Article -
_ _ _

Les climatosceptiques sont plus relayés dans les médias, selon une étude

Nathalie Mayer, Journaliste
·2 min de lecture

Les organisations qui prennent position contre les actions de lutte contre le réchauffement climatique obtiennent plus de couvertures médiatiques que leurs pairs qui militent en faveur de ces actions. Cette conclusion, des chercheurs de l’université Brown aux États-Unis la tirent de l’analyse de 30 ans (1985-2013) d’archives de presse. Ainsi 14 % des communiqués s’opposant à l’action climatique ou niant la science derrière le changement climatique ont fait l’objet d’un sujet dans un média important et seulement 7 % des communiqués véhiculant un message proclimat.

Les communiqués climatosceptiques sont deux fois plus relayés

Seulement 10 % des communiqués analysés contenaient des messages climatosceptiques. Mais leur chance d’aboutir à une couverture médiatique est deux fois plus élevée que pour les communiqués proclimat, pourtant bien plus nombreux. Et les organisations à fondement scientifique — IBM, l’Académie nationale des arts et des sciences ou le Lawrence Livermore National Laboratory, par exemple — sont finalement celles qui voient le moins de leurs communiqués publiés — moins de 3 %.

_ _ _

Liste des entrées -
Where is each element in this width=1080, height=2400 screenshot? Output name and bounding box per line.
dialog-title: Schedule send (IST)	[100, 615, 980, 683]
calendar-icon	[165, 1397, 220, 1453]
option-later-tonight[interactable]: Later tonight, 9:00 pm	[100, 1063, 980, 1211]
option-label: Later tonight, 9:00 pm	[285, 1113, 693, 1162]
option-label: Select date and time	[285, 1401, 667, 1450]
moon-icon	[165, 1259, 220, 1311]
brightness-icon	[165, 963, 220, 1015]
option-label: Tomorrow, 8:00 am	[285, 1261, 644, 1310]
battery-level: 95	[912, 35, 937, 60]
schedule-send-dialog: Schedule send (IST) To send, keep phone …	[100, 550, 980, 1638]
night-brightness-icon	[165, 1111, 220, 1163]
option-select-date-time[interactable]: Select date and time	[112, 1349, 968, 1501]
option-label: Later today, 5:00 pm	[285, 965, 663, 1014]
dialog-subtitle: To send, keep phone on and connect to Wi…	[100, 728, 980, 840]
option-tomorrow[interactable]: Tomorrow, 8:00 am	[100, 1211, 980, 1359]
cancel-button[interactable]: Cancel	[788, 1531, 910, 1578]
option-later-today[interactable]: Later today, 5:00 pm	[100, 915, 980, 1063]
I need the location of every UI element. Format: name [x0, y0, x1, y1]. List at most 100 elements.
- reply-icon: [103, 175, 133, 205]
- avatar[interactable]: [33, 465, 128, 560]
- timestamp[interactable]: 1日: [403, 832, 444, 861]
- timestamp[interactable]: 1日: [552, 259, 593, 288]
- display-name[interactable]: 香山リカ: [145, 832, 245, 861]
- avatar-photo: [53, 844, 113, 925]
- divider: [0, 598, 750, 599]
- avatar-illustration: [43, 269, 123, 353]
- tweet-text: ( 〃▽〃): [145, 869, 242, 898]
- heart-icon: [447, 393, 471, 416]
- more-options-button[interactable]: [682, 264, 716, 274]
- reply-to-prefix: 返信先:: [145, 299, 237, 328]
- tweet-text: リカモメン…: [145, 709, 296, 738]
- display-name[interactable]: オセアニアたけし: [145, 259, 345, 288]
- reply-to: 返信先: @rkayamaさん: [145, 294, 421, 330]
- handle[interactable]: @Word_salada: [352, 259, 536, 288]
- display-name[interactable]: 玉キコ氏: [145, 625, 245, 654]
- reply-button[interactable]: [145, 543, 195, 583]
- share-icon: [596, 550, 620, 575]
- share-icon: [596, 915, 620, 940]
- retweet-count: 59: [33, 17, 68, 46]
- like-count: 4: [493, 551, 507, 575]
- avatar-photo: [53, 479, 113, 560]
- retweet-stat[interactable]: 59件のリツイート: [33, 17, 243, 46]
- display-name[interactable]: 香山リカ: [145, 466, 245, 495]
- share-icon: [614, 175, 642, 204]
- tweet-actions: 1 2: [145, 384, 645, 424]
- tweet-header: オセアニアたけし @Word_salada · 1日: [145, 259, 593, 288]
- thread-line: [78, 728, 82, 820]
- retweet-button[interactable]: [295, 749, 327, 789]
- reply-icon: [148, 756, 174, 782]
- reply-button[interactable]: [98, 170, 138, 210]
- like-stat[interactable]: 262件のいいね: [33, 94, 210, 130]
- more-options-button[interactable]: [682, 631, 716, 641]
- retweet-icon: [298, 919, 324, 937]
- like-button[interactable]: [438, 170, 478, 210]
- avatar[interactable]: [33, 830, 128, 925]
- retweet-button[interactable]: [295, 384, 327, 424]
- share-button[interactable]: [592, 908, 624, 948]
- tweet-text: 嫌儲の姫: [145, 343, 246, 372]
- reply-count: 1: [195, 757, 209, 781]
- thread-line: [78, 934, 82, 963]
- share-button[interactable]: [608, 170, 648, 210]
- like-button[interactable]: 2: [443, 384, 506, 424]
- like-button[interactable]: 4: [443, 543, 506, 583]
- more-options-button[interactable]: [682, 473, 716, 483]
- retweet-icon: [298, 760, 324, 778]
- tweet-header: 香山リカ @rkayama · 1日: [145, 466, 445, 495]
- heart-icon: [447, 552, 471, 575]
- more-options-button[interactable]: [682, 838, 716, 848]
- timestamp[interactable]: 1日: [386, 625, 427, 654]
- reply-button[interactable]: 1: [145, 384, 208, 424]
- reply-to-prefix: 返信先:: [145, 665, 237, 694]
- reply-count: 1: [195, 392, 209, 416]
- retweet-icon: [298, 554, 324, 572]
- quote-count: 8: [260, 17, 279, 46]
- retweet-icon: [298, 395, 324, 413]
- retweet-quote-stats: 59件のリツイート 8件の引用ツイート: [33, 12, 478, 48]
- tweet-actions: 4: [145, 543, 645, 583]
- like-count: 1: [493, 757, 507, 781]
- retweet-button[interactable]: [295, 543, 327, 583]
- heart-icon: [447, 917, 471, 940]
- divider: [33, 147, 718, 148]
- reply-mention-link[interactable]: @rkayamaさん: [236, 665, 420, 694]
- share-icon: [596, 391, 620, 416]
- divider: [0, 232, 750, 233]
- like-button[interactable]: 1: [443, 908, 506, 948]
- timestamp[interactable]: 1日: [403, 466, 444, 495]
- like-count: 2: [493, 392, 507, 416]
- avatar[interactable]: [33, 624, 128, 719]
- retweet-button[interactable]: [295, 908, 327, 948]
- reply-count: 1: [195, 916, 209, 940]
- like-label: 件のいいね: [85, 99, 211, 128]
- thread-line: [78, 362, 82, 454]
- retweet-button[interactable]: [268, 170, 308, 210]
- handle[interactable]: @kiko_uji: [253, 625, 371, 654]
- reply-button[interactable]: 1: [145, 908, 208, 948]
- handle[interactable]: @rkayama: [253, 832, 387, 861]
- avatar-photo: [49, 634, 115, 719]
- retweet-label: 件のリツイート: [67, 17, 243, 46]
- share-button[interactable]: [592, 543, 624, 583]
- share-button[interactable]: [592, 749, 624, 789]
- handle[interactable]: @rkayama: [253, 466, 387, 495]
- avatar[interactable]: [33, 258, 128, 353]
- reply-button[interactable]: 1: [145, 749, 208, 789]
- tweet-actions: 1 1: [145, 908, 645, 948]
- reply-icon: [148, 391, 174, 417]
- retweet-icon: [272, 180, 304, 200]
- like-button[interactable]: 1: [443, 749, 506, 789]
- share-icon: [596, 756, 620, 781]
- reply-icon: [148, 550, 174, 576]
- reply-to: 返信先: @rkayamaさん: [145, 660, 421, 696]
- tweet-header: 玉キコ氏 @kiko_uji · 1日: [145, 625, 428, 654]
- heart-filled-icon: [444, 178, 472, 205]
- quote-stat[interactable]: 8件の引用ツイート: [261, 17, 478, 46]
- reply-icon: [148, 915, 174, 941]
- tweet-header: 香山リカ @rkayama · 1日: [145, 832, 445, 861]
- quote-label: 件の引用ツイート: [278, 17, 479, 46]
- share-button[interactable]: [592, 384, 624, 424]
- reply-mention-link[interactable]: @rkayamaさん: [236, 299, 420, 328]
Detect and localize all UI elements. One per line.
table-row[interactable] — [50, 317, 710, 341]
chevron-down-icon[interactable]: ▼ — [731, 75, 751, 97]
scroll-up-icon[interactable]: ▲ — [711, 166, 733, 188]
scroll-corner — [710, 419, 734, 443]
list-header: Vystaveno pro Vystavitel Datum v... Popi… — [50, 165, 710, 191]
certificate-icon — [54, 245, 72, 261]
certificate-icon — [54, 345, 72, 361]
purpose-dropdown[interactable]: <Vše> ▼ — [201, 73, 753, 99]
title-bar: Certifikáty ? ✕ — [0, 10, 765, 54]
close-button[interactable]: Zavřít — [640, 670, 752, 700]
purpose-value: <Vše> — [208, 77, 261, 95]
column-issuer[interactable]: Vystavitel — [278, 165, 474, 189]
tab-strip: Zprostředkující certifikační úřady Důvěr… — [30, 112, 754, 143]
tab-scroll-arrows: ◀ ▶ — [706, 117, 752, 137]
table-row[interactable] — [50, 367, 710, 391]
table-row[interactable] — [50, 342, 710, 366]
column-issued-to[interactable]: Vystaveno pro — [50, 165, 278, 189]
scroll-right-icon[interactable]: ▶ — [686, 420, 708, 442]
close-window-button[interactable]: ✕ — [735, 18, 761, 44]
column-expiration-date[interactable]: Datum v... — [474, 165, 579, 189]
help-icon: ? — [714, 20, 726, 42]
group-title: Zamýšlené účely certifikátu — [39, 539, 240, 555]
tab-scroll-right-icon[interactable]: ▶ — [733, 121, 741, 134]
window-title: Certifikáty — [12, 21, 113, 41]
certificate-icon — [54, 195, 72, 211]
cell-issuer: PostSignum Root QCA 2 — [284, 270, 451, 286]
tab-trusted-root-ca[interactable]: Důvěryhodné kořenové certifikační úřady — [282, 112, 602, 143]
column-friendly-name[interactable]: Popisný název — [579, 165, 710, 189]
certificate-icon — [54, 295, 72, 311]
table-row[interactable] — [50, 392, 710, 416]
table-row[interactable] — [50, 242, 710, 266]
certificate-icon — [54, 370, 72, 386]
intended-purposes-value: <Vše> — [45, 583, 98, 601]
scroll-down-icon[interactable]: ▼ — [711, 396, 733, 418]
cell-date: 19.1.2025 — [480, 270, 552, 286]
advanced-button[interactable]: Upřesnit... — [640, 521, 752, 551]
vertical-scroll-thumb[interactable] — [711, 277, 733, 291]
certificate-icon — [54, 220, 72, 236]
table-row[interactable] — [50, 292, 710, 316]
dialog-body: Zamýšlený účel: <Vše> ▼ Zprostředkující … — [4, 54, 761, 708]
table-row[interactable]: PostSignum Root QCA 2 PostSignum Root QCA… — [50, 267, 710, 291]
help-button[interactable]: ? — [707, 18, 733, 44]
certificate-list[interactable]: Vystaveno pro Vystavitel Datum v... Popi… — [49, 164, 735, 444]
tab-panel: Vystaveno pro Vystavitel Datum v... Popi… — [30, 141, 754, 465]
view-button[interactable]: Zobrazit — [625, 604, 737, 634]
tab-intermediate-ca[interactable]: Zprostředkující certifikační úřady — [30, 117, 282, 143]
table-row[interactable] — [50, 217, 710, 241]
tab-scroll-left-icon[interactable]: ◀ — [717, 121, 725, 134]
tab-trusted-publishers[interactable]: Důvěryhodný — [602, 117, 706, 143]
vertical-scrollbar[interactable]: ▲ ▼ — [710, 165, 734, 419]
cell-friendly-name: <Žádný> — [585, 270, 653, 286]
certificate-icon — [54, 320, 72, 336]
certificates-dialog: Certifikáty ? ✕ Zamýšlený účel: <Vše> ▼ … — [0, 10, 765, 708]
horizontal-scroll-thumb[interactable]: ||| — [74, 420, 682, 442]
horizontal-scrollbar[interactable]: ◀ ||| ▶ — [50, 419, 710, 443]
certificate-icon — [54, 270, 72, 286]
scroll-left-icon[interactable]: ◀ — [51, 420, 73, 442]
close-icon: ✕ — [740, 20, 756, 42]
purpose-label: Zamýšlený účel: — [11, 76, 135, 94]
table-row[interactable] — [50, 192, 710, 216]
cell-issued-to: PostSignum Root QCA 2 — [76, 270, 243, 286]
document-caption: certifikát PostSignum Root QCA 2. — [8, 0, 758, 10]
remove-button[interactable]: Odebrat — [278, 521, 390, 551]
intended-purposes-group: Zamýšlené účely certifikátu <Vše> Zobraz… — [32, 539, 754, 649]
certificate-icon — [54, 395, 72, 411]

_ _ _

D'après l'article -
(a) Recopiez le passage de l'article sur les climatosceptiques qui commence aux mots « Les climatosceptiques sont » et s'arrête après « un message proclimat. ».
(b) Dites si chacune de ces affirmations est conforme à l'article, en répondant par oui ou non et en citant les mots qui le montrent : (i) l'étude repose sur des archives de presse couvrant 30 ans ; (ii) la majorité des communiqués analysés contenaient des messages climatosceptiques ; (iii) les organisations à fondement scientifique voient plus de 3 % de leurs communiqués publiés.
Pour répondre, appuyez-vous seulement sur l'article.

Corrigé -
(a)
Les climatosceptiques sont plus relayés dans les médias, selon une étude

Nathalie Mayer, Journaliste
·2 min de lecture

Les organisations qui prennent position contre les actions de lutte contre le réchauffement climatique obtiennent plus de couvertures médiatiques que leurs pairs qui militent en faveur de ces actions. Cette conclusion, des chercheurs de l’université Brown aux États-Unis la tirent de l’analyse de 30 ans (1985-2013) d’archives de presse. Ainsi 14 % des communiqués s’opposant à l’action climatique ou niant la science derrière le changement climatique ont fait l’objet d’un sujet dans un média important et seulement 7 % des communiqués véhiculant un message proclimat.

(b)
(i) Oui : « l’analyse de 30 ans (1985-2013) d’archives de presse ».
(ii) Non : « Seulement 10 % des communiqués analysés contenaient des messages climatosceptiques ».
(iii) Non : « moins de 3 % ».